Records contained in a dataset:

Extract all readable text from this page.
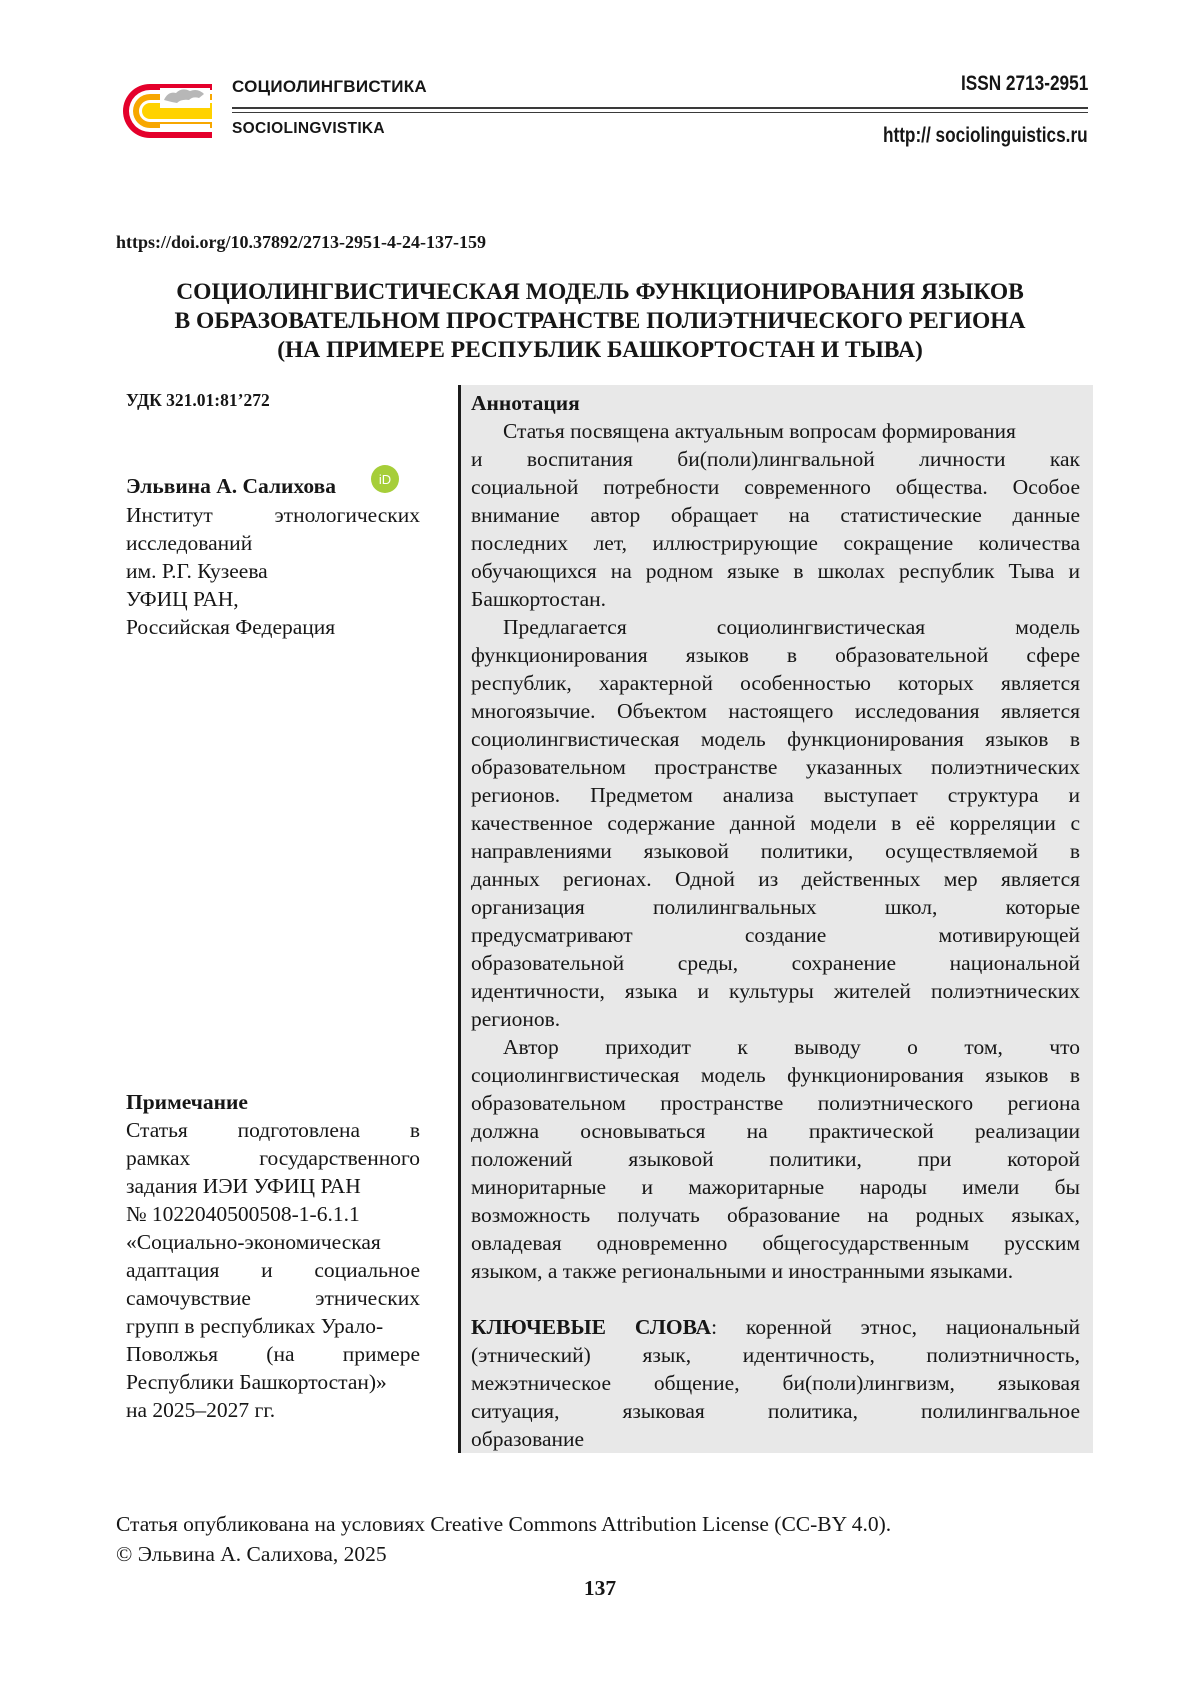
СОЦИОЛИНГВИСТИКА
SOCIOLINGVISTIKA
ISSN 2713-2951
http:// sociolinguistics.ru
https://doi.org/10.37892/2713-2951-4-24-137-159
СОЦИОЛИНГВИСТИЧЕСКАЯ МОДЕЛЬ ФУНКЦИОНИРОВАНИЯ ЯЗЫКОВ
В ОБРАЗОВАТЕЛЬНОМ ПРОСТРАНСТВЕ ПОЛИЭТНИЧЕСКОГО РЕГИОНА
(НА ПРИМЕРЕ РЕСПУБЛИК БАШКОРТОСТАН И ТЫВА)
УДК 321.01:81’272
Эльвина А. Салихова	iD
Институт этнологических
исследований
им. Р.Г. Кузеева
УФИЦ РАН,
Российская Федерация
Примечание
Статья подготовлена в
рамках государственного
задания ИЭИ УФИЦ РАН
№ 1022040500508-1-6.1.1
«Социально-экономическая
адаптация и социальное
самочувствие этнических
групп в республиках Урало-
Поволжья (на примере
Республики Башкортостан)»
на 2025–2027 гг.
Аннотация
Статья посвящена актуальным вопросам формирования
и воспитания би(поли)лингвальной личности как
социальной потребности современного общества. Особое
внимание автор обращает на статистические данные
последних лет, иллюстрирующие сокращение количества
обучающихся на родном языке в школах республик Тыва и
Башкортостан.
Предлагается социолингвистическая модель
функционирования языков в образовательной сфере
республик, характерной особенностью которых является
многоязычие. Объектом настоящего исследования является
социолингвистическая модель функционирования языков в
образовательном пространстве указанных полиэтнических
регионов. Предметом анализа выступает структура и
качественное содержание данной модели в её корреляции с
направлениями языковой политики, осуществляемой в
данных регионах. Одной из действенных мер является
организация полилингвальных школ, которые
предусматривают создание мотивирующей
образовательной среды, сохранение национальной
идентичности, языка и культуры жителей полиэтнических
регионов.
Автор приходит к выводу о том, что
социолингвистическая модель функционирования языков в
образовательном пространстве полиэтнического региона
должна основываться на практической реализации
положений языковой политики, при которой
миноритарные и мажоритарные народы имели бы
возможность получать образование на родных языках,
овладевая одновременно общегосударственным русским
языком, а также региональными и иностранными языками.
КЛЮЧЕВЫЕ СЛОВА: коренной этнос, национальный
(этнический) язык, идентичность, полиэтничность,
межэтническое общение, би(поли)лингвизм, языковая
ситуация, языковая политика, полилингвальное
образование
Статья опубликована на условиях Creative Commons Attribution License (CC-BY 4.0).
© Эльвина А. Салихова, 2025
137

■ Given instruction ■
Go through the records and show every line with the string "языковая" in it.

■ Finished task ■
межэтническое общение, би(поли)лингвизм, языковая
ситуация, языковая политика, полилингвальное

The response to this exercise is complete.